━━━━━ Excerto da recensão

Recensão de Luciano Conceição da Rosa




Berlim, 16 de Outubro de 2008

Saltam rapidamente à vista alguns aspectos na tua produção literária, tanto do ponto de vista formal como temático. Do ponto de vista formal, nota-se uma certa predilecção pelo gosto lúdico que se exerce num virtuosismo gráfico com vista a desprender várias leituras simultâneas, com trabalho sobre o significante (o conceito de Saussure). Quer dizer, potencia-se o grafismo como libertador da pluralidade de sentidos ou da polissemia e nalguns casos (por exemplo: [In]sense) põem-se a funcionar analogias por semelhança remotivadora idêntica à que existe nas etimologias populares, embora o mais importante seja apenas a sugestão que fica a pairar e não qualquer leitura concreta em definitivo. A parte gráfica expande-se numa subversão das convenções usando-se o ponto em vez do hífen, ou a letra minúscula após um ponto, ou fazendo um uso nada canónico da vírgula, como em início de verso e pouco mais. E eu pergunto: esta subversão das convenções que vigoram para toda a gente num dado momento da História da Língua (pois, a língua natural é social e destina-se à comunicação) aparece nesta produção poética para facilitar outra leitura e outra prosódia? Se a resposta fosse sim, a subversão estaria legitimada. Caso contrário, não, tratar-se-á então de mero capricho sem qualquer alcance, nem mesmo de marca estilística de autor. Ponho isto à tua consideração e és tu que deves dar a resposta a ti própria. Ainda no campo formal, pode acontecer uma descontrução do significante como no poema Delete... me Enter. A descontrução acontece no lexema de língua inglesa e a dada altura aparece um "dele" que já pode ser lido ambiguamente, ora como parte de Delete, ora como, nesses escombros, uma palavra portuguesa. Quer dizer, toda a parte formal implica uma poesia metalinguística e metapoética, um trabalho sobre a língua com a língua e um trabalho sobre o poema com o poema. Também há algumas tautologias que se propõem funcionar como instâncias de evidência persuasiva ou alterna-se espírito lúdico com seriedade numa pulsão de quem ainda não se rendeu, de quem continua a alimentar o dilema...os dilemas temáticos de que falaremos mais à frente. Estas características formais estão em sintonia com o concretismo de certos poemas, ora concretismo sinestésico, ora concretismo minimalista. As metáforas de cariz superlativo relacionam o longínquo com o propínquo, nem sempre sem raiva pelos absurdos da existência.

━━━━━━━━━━
━━━━━ Itens fornecidos

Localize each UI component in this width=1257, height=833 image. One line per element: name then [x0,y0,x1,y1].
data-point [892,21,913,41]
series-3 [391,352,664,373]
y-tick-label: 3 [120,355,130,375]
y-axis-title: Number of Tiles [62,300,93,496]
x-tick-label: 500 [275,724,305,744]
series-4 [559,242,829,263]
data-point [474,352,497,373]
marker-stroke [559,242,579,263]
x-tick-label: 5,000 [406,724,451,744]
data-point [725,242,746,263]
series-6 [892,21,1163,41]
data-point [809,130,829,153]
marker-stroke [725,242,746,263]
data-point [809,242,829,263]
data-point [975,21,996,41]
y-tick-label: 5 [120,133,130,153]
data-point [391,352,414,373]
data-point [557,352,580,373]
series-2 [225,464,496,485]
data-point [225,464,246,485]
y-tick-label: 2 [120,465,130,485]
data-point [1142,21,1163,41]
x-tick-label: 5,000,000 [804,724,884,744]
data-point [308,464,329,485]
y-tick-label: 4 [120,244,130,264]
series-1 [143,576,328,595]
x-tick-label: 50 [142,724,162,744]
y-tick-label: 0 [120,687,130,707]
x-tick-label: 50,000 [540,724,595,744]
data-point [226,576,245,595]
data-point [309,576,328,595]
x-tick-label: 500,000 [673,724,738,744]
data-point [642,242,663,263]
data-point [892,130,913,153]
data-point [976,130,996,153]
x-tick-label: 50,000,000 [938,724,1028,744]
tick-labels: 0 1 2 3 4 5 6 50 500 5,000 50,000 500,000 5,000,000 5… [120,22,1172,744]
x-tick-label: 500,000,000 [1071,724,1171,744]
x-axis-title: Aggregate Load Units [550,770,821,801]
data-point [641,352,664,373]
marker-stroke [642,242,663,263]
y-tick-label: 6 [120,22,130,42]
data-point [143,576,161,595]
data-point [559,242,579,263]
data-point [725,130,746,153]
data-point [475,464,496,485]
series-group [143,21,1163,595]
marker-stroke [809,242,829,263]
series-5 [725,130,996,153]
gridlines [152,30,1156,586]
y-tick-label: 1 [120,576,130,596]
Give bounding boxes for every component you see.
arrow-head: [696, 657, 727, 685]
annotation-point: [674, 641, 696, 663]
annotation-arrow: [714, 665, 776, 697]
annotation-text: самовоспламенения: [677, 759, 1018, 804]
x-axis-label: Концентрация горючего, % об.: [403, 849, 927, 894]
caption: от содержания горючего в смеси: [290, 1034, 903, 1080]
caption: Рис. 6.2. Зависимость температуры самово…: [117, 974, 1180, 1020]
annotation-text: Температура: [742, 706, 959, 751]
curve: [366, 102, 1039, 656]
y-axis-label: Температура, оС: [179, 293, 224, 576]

━━━━━━━━━━

**Instruções**
A – Responde a estas perguntas com base na recensão:
(i) Em que cidade e em que data foi escrita?
(ii) Que sinal se usa em vez do hífen?
(iii) Em que poema acontece uma desconstrução do significante?
B – Continua a recensão sobre a produção poética a partir da última frase dela.
Os itens vêm de outra fonte e não têm ligação à recensão.

**Respostas por ordem**
A –
(i) Em Berlim, a 16 de Outubro de 2008.
(ii) O ponto.
(iii) No poema Delete... me Enter.

B –
E comecçamos a entrar nas temáticas poéticas do silêncio, do amor, da noite e da morte, talvez as mais marcantes. A poesia como uma feminilidade por excelência e a identidade (sentida em ínfimos pormenores da existência que se escoa desde a infância) aparecem em vários registos da tradição literária. Com efeito, ouve-se na arte poética de Delete.me ora ecos de mestria simbolista, ora uma heteronímia difusa numa passagem bem pessoana, ora explicitamente um roteiro de influências (Carlos de Oliveira, Neruda, Eugénio de Andrade, entre outros...). Opondo-se ao "jogo subtil das palavras" há "um silêncio no outro lado da palavra não escrita", ou seja, o poema pode viver bem alto, até acompanhado por outras manifestacoes artísticas (música, escultura...) ou remeter-se a expressão sigética suprema, quer dizer expressão do silêncio, por mais audível que este seja. Uma vez por outra, o poema encontra um ritmo de corcel, um ritmo de estro inspirado. E são muito de levar em conta as preocupações com a transformação do mundo. Há um intimismo amoroso ora explícito ora implícito, complexo, esquivo, evasivo, confessional, que circula entre o amor e a morte, eros e thanatos, e que parece realizar-se, embora de forma ambígua e ressentida ("sonhos confiscados...beijos roubados"). A presença de temas muito exóticos (como a huri, beldade muçulmana paradisíaca) pode justificar-se por Silves, a velha Xelb, outrora grande metrópole ibérica. Enfim, a poesia como ascese pode, finalmente, fecundar prosas poéticas, e até literatura infantil, para terminar num registo em que a memória se torna constitutiva.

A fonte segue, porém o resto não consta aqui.